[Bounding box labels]

** start **

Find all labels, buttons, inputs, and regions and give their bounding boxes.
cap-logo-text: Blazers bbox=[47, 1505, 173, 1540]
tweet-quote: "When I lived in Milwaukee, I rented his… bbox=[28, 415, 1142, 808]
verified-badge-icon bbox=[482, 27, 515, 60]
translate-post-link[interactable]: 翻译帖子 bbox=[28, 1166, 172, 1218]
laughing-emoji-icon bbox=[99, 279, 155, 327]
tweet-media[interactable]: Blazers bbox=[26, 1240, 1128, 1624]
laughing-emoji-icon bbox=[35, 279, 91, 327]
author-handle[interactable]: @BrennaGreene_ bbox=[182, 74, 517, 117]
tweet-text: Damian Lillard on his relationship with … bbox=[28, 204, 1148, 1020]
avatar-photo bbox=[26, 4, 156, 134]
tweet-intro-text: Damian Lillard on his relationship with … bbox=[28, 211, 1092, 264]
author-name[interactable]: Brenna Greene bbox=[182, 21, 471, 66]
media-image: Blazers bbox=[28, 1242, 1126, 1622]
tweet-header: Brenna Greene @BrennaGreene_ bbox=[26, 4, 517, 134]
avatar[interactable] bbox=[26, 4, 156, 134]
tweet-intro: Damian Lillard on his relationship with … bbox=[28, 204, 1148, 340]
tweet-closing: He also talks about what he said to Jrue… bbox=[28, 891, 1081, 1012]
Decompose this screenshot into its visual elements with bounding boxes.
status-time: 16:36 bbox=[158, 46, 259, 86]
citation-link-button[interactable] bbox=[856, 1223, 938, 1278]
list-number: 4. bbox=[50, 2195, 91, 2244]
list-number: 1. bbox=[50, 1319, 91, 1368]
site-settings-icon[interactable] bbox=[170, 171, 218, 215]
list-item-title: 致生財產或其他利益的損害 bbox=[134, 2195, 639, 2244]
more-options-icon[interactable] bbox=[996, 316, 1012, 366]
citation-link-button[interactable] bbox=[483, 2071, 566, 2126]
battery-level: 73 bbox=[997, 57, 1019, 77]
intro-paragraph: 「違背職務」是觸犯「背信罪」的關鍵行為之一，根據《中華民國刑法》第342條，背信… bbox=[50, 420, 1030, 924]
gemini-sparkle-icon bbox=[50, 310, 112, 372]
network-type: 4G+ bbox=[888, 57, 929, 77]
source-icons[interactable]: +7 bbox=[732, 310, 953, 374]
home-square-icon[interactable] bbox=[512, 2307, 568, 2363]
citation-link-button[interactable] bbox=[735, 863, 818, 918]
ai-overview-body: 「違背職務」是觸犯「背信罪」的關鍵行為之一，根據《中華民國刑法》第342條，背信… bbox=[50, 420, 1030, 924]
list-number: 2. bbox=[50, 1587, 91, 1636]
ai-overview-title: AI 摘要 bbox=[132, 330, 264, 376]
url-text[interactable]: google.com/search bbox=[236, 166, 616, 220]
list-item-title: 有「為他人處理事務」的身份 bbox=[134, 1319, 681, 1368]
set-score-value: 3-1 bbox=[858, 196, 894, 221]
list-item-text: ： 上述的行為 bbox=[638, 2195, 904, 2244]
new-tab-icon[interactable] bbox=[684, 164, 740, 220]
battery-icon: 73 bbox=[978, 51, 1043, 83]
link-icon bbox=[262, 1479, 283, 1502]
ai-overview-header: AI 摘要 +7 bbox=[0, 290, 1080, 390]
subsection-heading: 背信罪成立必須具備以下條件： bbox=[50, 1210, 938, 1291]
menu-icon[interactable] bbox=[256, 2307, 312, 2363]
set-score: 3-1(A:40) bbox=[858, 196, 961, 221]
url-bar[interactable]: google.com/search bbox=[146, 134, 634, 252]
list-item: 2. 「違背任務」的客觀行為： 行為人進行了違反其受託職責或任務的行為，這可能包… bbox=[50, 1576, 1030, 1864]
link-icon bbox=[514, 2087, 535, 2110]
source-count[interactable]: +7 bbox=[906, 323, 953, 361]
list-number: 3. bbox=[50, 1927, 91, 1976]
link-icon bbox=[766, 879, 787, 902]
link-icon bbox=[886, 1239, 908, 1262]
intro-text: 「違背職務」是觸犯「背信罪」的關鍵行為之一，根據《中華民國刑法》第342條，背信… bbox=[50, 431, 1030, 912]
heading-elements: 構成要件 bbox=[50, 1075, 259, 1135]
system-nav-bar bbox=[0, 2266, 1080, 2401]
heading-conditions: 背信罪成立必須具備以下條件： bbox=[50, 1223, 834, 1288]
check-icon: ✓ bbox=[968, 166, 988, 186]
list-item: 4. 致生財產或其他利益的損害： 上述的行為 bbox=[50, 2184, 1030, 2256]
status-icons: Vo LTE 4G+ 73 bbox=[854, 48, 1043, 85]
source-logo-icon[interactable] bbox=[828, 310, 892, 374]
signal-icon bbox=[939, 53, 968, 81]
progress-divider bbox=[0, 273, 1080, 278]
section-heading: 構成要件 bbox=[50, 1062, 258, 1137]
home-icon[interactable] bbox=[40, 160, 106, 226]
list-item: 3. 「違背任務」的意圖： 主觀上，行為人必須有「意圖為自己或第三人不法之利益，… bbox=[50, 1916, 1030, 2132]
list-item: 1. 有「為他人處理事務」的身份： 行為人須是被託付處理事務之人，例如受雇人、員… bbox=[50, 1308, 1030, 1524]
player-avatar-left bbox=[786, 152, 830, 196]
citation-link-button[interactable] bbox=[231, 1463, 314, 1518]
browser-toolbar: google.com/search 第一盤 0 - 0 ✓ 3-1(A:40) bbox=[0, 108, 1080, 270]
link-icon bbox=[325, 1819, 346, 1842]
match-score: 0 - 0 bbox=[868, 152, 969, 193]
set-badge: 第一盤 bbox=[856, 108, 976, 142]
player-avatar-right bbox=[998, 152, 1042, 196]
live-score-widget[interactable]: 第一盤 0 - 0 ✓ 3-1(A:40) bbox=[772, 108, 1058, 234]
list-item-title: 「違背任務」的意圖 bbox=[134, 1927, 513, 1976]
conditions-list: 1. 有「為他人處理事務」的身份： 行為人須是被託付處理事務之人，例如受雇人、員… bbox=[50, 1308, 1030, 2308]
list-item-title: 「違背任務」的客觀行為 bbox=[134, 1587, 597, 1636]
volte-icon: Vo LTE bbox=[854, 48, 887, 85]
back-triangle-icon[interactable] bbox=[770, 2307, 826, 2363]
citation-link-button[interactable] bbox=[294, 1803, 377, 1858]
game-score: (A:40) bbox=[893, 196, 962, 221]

** end **

Please put the lines starting at the beginning and ending at the line that contains "tweet-header: Brenna Greene" into a JSON list of strings, one string per line, leaving out any blank lines.

## [Exercise result]
[
  "Find all labels, buttons, inputs, and regions and give their bounding boxes.",
  "cap-logo-text: Blazers bbox=[47, 1505, 173, 1540]",
  "tweet-quote: \"When I lived in Milwaukee, I rented his… bbox=[28, 415, 1142, 808]",
  "verified-badge-icon bbox=[482, 27, 515, 60]",
  "translate-post-link[interactable]: 翻译帖子 bbox=[28, 1166, 172, 1218]",
  "laughing-emoji-icon bbox=[99, 279, 155, 327]",
  "tweet-media[interactable]: Blazers bbox=[26, 1240, 1128, 1624]",
  "laughing-emoji-icon bbox=[35, 279, 91, 327]",
  "author-handle[interactable]: @BrennaGreene_ bbox=[182, 74, 517, 117]",
  "tweet-text: Damian Lillard on his relationship with … bbox=[28, 204, 1148, 1020]",
  "avatar-photo bbox=[26, 4, 156, 134]",
  "tweet-intro-text: Damian Lillard on his relationship with … bbox=[28, 211, 1092, 264]",
  "author-name[interactable]: Brenna Greene bbox=[182, 21, 471, 66]",
  "media-image: Blazers bbox=[28, 1242, 1126, 1622]",
  "tweet-header: Brenna Greene @BrennaGreene_ bbox=[26, 4, 517, 134]"
]